*** MATERIAL FOR THIS EXERCISE

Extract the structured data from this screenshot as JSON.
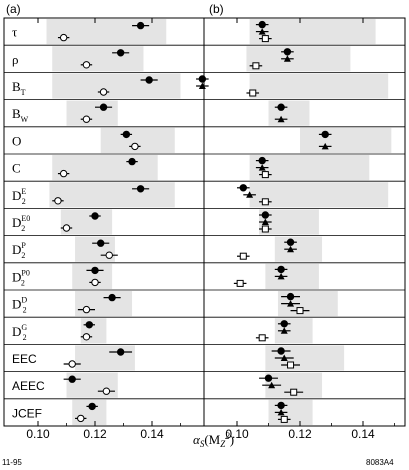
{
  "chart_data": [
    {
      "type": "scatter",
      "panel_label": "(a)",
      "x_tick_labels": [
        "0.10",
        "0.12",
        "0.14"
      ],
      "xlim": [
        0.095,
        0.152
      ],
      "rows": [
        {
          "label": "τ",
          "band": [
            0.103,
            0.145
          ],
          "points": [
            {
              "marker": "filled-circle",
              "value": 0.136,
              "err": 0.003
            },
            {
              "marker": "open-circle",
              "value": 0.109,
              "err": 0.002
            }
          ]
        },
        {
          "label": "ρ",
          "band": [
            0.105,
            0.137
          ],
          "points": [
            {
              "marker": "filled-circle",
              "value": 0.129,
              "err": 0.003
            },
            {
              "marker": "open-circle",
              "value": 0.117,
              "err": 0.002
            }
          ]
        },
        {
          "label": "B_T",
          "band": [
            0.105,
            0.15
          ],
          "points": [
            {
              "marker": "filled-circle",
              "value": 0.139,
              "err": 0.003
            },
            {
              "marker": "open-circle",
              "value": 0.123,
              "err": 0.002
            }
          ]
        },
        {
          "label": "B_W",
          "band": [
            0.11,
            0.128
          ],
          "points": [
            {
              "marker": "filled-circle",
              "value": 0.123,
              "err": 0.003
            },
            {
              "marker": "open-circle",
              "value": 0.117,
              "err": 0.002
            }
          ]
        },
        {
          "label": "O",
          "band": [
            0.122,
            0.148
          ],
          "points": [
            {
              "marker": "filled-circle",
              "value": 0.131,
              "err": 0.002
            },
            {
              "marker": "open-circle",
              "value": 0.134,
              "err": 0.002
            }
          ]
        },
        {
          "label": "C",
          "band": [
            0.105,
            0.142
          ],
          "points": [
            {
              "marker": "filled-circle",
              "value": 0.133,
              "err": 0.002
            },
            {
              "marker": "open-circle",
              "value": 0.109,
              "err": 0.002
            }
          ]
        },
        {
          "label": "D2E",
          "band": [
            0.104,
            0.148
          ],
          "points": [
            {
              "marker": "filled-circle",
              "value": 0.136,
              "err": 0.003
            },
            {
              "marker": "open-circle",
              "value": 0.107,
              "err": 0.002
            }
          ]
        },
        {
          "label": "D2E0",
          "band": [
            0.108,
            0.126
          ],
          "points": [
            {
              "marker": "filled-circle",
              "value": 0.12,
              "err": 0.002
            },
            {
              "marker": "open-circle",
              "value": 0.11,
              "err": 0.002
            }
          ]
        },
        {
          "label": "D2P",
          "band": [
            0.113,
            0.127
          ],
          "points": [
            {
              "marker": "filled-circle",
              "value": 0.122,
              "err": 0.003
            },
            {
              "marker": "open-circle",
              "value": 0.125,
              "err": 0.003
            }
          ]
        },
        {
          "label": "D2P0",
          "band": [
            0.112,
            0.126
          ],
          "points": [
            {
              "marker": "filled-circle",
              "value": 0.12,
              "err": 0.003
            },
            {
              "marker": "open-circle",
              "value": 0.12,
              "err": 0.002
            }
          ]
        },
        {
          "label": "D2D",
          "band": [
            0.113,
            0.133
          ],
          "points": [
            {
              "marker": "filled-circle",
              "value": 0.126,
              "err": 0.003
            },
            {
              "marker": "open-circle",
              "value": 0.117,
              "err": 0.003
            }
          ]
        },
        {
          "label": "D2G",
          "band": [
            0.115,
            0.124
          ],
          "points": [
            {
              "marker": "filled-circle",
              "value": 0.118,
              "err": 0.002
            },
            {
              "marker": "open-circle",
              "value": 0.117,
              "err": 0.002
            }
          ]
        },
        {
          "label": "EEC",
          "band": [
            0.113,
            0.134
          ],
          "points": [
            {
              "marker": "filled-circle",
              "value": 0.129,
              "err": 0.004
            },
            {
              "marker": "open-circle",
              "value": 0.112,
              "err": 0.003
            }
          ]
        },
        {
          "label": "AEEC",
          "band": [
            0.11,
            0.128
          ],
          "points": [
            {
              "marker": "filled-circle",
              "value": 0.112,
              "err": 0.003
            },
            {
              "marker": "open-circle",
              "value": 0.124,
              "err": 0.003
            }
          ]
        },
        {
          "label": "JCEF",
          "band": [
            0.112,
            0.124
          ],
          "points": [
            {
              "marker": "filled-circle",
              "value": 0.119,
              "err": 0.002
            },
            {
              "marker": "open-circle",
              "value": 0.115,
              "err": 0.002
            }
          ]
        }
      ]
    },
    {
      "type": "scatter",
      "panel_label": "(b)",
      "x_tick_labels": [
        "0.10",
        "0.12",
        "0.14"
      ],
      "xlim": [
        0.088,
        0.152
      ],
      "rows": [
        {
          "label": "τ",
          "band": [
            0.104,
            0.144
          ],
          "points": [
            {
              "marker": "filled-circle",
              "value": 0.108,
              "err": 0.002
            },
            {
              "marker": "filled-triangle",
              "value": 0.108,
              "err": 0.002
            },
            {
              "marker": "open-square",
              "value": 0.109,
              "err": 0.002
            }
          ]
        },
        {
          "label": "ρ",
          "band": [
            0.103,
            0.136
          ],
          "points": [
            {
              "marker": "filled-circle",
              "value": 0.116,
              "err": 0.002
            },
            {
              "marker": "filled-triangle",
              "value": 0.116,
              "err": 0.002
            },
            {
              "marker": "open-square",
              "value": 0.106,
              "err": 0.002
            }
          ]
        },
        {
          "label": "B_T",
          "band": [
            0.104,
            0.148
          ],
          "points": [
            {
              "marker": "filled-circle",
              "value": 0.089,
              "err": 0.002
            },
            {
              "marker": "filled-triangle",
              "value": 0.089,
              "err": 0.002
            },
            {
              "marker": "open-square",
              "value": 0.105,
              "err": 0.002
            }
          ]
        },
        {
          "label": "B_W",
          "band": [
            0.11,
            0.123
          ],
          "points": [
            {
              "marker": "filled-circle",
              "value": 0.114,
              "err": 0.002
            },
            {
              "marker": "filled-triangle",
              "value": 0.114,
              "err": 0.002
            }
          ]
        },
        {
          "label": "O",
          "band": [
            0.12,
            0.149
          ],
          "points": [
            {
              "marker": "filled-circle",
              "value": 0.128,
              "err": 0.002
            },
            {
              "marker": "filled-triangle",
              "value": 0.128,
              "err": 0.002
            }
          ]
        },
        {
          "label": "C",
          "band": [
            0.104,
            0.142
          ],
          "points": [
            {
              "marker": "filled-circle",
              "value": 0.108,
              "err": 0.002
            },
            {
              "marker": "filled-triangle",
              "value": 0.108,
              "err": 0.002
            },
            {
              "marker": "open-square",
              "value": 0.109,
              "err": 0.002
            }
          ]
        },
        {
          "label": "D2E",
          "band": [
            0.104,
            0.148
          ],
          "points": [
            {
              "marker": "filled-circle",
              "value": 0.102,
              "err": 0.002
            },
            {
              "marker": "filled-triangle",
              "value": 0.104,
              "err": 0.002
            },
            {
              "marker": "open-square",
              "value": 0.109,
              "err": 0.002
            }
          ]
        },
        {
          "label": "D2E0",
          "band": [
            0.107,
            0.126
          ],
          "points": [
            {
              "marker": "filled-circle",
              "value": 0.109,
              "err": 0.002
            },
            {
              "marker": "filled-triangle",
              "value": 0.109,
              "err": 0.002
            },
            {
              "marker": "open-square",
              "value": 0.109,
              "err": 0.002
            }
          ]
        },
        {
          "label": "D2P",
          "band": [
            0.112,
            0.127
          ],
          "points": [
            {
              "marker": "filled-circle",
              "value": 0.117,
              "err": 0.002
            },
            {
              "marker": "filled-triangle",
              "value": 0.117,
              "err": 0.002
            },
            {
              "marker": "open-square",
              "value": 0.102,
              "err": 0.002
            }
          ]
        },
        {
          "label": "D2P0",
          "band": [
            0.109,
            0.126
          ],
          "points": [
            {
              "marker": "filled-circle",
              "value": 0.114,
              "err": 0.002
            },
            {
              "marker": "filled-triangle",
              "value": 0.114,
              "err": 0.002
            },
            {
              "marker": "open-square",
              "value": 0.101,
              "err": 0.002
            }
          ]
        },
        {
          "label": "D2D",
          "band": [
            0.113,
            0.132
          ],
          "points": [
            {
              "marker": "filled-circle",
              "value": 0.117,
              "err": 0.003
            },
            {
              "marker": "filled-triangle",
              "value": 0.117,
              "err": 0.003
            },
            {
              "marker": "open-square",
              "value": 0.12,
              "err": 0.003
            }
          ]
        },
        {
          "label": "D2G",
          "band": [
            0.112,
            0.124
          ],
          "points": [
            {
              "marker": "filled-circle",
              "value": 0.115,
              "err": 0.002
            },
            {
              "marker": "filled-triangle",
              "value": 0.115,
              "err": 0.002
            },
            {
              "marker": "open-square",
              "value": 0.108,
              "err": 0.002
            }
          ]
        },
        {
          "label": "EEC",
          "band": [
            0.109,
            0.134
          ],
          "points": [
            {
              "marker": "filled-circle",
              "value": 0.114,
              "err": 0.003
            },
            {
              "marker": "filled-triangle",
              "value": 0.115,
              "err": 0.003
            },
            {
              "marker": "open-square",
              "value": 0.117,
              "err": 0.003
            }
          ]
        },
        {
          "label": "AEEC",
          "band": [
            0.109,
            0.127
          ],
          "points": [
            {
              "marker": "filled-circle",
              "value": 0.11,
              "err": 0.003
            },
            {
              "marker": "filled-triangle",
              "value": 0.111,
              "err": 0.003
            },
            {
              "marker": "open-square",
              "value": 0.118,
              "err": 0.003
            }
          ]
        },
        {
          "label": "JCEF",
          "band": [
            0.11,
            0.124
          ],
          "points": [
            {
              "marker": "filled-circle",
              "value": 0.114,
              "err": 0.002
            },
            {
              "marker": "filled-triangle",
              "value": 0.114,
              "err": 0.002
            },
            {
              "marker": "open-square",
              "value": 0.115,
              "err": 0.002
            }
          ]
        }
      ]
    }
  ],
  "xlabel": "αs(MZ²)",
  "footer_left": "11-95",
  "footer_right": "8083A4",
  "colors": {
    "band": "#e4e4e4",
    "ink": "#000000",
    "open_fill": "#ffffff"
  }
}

******
*** MATERIAL FOR THIS EXERCISE

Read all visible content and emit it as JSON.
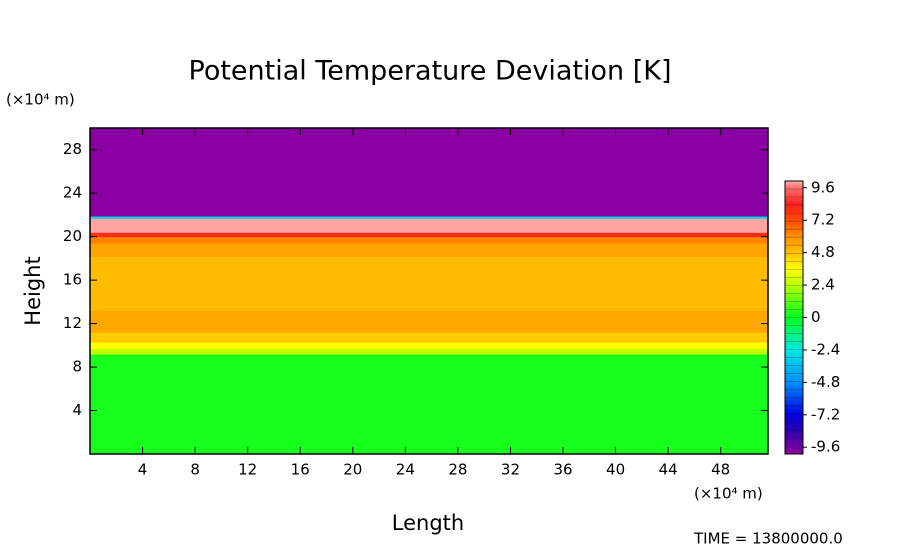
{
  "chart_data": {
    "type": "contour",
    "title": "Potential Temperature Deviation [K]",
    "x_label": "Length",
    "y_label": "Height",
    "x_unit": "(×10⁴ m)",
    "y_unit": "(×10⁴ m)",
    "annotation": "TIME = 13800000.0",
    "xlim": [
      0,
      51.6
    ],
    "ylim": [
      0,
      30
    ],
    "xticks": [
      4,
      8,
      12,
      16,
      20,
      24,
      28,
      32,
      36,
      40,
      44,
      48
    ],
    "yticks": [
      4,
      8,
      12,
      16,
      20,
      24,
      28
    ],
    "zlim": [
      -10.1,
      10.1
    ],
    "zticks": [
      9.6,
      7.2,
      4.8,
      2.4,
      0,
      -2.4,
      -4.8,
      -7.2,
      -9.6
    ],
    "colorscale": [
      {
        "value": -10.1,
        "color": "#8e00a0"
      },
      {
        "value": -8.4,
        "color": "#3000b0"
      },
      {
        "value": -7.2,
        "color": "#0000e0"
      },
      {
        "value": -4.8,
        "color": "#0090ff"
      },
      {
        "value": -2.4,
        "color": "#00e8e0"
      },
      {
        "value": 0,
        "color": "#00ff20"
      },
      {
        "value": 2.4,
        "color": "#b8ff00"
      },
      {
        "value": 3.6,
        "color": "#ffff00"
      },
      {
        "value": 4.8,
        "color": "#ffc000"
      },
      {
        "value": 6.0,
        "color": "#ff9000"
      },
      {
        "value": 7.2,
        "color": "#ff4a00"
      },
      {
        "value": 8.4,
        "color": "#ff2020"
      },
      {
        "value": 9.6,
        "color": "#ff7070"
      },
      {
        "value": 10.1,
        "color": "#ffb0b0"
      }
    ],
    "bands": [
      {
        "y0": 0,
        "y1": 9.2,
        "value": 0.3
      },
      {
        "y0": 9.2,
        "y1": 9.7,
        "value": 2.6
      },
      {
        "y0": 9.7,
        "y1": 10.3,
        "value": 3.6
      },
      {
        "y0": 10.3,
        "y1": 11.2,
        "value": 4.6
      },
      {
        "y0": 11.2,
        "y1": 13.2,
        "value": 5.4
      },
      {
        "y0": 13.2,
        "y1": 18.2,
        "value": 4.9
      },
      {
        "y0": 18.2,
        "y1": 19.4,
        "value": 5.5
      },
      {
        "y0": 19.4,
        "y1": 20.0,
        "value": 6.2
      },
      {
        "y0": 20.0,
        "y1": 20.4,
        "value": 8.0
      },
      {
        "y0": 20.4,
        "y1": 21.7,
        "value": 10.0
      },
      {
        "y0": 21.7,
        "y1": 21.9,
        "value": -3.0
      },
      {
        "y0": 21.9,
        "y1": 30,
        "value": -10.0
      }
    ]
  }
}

******

• _AIM OF THE TASK_:
State how many lines of the listing above include the word "JSON". Give nothing but the number.

• _FINAL RESULT_:
2